> [PROBLEM TO SOLVE]
Copy all lines of the listing that include the string "What".

[Data records]

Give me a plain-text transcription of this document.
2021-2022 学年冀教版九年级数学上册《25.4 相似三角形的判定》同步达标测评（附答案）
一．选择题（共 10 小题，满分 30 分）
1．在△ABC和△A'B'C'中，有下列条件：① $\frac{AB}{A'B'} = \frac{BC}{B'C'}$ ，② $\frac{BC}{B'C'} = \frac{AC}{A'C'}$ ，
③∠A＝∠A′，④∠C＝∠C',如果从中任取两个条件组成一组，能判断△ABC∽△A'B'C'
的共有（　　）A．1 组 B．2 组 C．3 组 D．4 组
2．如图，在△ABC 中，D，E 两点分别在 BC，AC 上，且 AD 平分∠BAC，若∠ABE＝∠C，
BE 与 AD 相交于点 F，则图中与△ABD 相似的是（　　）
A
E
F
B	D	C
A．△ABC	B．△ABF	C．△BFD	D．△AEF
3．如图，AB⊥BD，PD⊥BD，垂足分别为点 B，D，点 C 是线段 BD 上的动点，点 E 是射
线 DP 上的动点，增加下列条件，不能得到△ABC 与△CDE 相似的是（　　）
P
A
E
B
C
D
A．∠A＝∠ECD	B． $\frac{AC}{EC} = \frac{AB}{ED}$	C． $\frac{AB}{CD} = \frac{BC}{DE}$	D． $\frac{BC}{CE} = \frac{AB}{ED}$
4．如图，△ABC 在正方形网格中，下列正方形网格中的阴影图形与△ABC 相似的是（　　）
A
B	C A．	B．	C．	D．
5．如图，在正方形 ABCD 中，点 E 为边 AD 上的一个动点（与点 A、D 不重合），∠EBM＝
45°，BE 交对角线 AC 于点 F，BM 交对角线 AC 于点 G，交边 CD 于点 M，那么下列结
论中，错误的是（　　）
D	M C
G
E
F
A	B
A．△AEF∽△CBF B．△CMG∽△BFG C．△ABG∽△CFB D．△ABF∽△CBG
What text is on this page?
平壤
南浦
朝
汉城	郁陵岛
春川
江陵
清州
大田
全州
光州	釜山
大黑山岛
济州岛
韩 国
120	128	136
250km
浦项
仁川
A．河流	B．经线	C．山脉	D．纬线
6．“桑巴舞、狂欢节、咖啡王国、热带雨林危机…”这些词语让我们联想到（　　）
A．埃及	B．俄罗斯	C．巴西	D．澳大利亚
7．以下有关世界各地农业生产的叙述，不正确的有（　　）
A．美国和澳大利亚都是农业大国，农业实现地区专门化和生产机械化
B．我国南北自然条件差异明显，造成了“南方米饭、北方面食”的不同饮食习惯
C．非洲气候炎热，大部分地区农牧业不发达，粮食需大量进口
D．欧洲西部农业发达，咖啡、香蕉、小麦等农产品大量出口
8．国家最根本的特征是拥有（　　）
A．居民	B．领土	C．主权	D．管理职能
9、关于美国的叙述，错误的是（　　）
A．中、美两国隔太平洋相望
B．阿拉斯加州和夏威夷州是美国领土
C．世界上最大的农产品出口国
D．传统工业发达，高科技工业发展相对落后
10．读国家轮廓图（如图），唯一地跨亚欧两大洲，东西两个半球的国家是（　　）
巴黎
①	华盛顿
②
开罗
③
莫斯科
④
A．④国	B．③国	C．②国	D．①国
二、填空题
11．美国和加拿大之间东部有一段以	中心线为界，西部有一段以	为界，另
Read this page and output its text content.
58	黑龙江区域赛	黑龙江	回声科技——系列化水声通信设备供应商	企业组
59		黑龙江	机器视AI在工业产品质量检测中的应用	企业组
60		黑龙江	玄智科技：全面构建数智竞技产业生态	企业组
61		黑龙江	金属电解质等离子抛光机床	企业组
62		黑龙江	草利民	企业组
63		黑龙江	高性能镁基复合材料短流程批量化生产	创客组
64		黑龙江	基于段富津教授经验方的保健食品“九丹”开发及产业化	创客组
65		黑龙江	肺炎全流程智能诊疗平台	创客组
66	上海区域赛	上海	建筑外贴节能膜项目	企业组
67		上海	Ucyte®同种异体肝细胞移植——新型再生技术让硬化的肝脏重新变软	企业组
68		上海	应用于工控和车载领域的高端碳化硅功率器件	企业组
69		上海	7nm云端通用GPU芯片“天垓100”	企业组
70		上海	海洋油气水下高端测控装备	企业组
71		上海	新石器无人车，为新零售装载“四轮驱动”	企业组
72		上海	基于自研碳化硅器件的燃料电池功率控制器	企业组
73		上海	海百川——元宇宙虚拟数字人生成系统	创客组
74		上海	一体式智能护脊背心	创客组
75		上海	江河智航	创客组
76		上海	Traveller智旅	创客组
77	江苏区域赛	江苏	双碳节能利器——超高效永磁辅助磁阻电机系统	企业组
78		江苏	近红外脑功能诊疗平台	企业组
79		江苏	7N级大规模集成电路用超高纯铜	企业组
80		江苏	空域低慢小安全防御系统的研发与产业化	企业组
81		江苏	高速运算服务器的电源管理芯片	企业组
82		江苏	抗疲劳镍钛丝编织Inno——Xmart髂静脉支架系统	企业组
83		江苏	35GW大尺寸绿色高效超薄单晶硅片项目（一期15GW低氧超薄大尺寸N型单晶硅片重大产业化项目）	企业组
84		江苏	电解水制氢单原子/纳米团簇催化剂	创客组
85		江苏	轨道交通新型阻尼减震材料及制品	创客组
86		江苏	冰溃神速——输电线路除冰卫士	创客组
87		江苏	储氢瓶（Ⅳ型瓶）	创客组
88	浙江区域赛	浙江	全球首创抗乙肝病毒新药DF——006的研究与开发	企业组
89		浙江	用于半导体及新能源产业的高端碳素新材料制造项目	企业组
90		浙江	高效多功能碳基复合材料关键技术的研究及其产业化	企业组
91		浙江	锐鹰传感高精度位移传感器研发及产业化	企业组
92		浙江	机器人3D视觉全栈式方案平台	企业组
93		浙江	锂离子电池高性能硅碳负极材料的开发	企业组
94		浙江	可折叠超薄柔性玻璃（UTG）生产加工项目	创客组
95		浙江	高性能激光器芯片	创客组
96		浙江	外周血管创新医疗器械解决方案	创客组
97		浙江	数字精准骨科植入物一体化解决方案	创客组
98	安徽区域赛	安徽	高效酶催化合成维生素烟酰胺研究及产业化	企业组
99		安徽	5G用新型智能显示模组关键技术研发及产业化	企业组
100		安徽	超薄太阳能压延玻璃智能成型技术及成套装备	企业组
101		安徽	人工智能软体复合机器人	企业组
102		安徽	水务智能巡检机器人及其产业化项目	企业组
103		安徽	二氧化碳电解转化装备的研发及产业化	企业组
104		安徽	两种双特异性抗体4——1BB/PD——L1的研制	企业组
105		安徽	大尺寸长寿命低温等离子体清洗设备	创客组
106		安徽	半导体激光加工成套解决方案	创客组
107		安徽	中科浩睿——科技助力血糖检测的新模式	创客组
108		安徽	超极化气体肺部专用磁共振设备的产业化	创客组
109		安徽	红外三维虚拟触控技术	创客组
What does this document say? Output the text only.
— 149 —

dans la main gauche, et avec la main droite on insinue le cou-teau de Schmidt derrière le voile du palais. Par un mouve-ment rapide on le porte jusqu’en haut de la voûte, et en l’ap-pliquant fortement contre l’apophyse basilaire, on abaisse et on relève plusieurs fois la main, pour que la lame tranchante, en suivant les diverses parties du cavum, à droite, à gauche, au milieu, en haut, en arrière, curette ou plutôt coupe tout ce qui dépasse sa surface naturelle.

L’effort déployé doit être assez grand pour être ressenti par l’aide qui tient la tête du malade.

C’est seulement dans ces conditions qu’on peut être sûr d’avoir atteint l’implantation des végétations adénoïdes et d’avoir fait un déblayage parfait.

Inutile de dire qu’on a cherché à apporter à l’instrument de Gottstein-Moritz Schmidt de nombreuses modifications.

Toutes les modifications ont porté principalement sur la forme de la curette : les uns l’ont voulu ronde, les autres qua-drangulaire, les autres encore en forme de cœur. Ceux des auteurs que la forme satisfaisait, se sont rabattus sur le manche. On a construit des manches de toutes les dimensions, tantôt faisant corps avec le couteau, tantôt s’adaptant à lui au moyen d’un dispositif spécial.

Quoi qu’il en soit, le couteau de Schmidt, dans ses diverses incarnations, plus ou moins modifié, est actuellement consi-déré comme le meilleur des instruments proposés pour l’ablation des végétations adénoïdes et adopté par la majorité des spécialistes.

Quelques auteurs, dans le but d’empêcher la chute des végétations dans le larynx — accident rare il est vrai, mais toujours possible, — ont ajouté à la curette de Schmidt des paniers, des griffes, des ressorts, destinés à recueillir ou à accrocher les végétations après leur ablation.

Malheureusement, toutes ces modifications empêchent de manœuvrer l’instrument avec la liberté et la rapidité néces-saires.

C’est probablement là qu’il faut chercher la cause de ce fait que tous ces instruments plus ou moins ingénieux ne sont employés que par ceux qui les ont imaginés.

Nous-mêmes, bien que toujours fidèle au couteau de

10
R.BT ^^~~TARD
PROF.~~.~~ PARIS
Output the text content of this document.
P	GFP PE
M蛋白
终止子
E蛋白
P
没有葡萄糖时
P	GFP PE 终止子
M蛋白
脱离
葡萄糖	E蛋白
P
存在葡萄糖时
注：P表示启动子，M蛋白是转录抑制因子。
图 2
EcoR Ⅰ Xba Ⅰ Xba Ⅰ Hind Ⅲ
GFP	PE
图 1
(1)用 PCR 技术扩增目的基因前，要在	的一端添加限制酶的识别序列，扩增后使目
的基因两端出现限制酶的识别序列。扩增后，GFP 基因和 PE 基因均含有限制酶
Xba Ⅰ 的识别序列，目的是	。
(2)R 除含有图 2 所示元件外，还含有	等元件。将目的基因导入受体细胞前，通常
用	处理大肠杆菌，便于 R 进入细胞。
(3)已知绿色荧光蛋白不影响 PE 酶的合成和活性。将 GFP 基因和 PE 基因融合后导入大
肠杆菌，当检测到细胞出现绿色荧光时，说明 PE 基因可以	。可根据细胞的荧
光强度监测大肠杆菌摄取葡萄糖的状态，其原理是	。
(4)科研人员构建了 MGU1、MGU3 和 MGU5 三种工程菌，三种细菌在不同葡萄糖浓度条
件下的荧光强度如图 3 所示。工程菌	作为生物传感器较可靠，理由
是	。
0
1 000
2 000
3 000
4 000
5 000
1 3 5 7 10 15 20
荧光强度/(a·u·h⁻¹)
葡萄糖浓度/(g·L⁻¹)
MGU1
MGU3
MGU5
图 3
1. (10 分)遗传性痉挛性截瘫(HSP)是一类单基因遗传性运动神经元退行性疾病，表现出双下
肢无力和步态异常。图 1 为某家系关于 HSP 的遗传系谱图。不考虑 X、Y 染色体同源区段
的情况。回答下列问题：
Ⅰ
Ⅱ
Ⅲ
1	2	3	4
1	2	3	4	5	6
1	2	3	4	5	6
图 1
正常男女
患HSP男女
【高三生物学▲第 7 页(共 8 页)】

> [RESULT]
What text is on this page?
What does this document say? Output the text only.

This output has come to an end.